EXERCISE GOAL ::
Reproduce the listing exactly and skip over any pictures.

RECORDS SUPPLIED ::

• • • • • • •

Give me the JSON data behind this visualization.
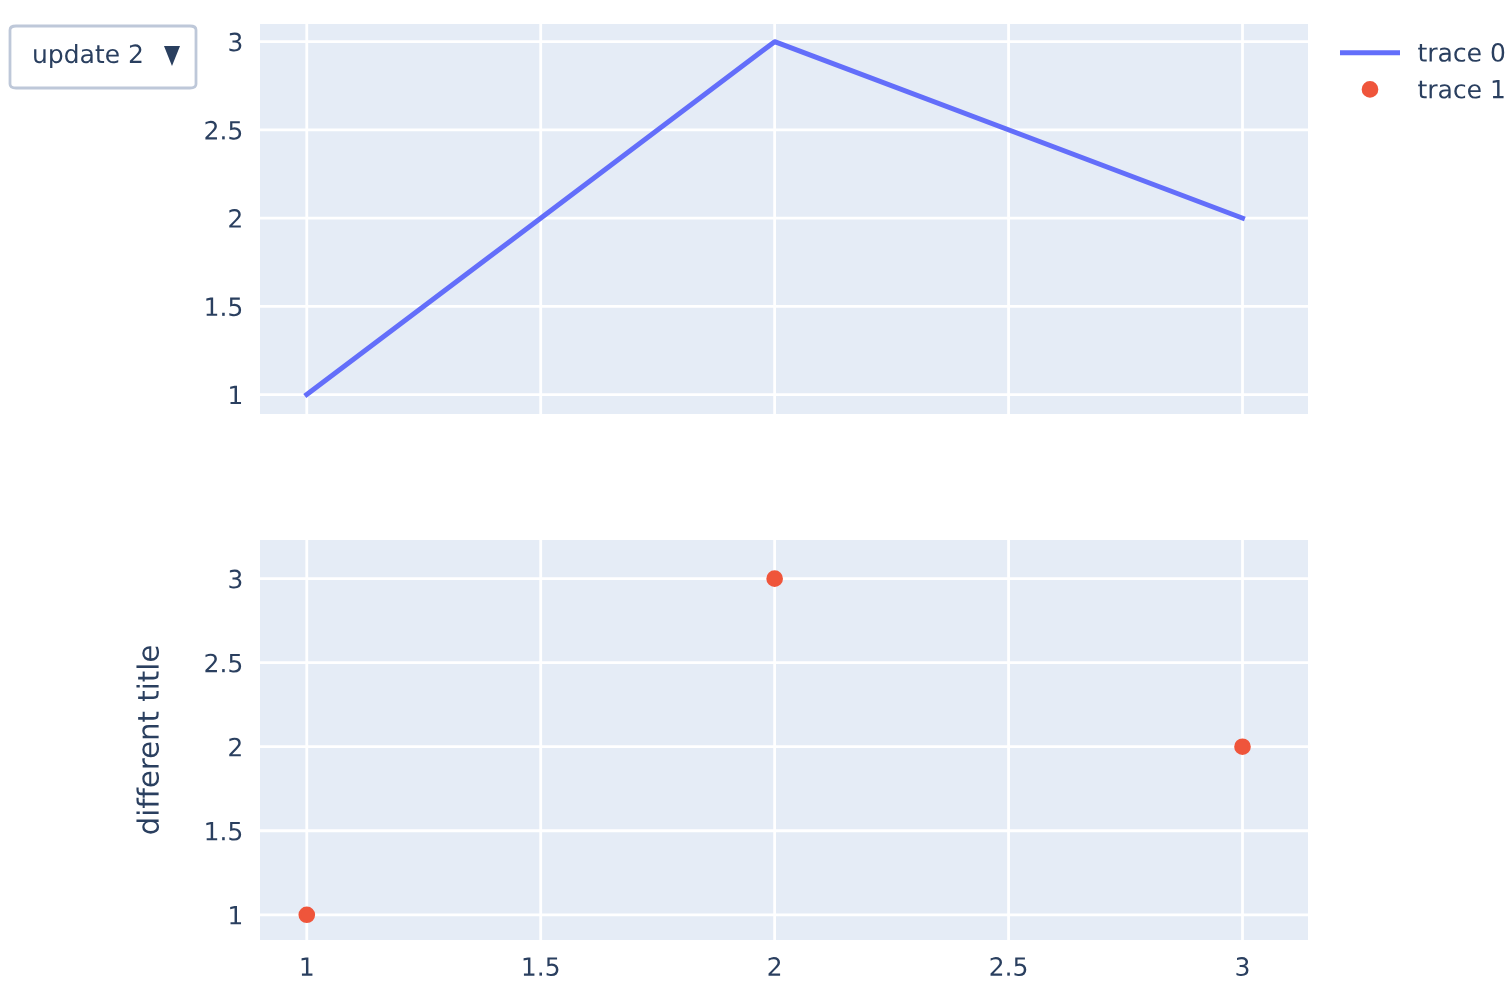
{
  "chart_data": [
    {
      "type": "line",
      "x": [
        1,
        2,
        3
      ],
      "series": [
        {
          "name": "trace 0",
          "color": "#636efa",
          "values": [
            1,
            3,
            2
          ]
        }
      ],
      "xlim": [
        0.9,
        3.14
      ],
      "ylim": [
        0.89,
        3.1
      ],
      "xticks": [
        1,
        1.5,
        2,
        2.5,
        3
      ],
      "yticks": [
        1,
        1.5,
        2,
        2.5,
        3
      ],
      "tick_labels": "y",
      "grid": true,
      "legend": "top right",
      "marker": "none",
      "annotations": [
        "update 2"
      ]
    },
    {
      "type": "scatter",
      "x": [
        1,
        2,
        3
      ],
      "series": [
        {
          "name": "trace 1",
          "color": "#ef553b",
          "values": [
            1,
            3,
            2
          ]
        }
      ],
      "xlim": [
        0.9,
        3.14
      ],
      "ylim": [
        0.85,
        3.23
      ],
      "xticks": [
        1,
        1.5,
        2,
        2.5,
        3
      ],
      "yticks": [
        1,
        1.5,
        2,
        2.5,
        3
      ],
      "ylabel": "different title",
      "grid": true,
      "legend": "top right",
      "marker": "circle"
    }
  ]
}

• • • • • • •

RESPONSE ::
Give me the JSON data behind this visualization.
{
  "chart_data": [
    {
      "type": "line",
      "x": [
        1,
        2,
        3
      ],
      "series": [
        {
          "name": "trace 0",
          "color": "#636efa",
          "values": [
            1,
            3,
            2
          ]
        }
      ],
      "xlim": [
        0.9,
        3.14
      ],
      "ylim": [
        0.89,
        3.1
      ],
      "xticks": [
        1,
        1.5,
        2,
        2.5,
        3
      ],
      "yticks": [
        1,
        1.5,
        2,
        2.5,
        3
      ],
      "tick_labels": "y",
      "grid": true,
      "legend": "top right",
      "marker": "none",
      "annotations": [
        "update 2"
      ]
    },
    {
      "type": "scatter",
      "x": [
        1,
        2,
        3
      ],
      "series": [
        {
          "name": "trace 1",
          "color": "#ef553b",
          "values": [
            1,
            3,
            2
          ]
        }
      ],
      "xlim": [
        0.9,
        3.14
      ],
      "ylim": [
        0.85,
        3.23
      ],
      "xticks": [
        1,
        1.5,
        2,
        2.5,
        3
      ],
      "yticks": [
        1,
        1.5,
        2,
        2.5,
        3
      ],
      "ylabel": "different title",
      "grid": true,
      "legend": "top right",
      "marker": "circle"
    }
  ]
}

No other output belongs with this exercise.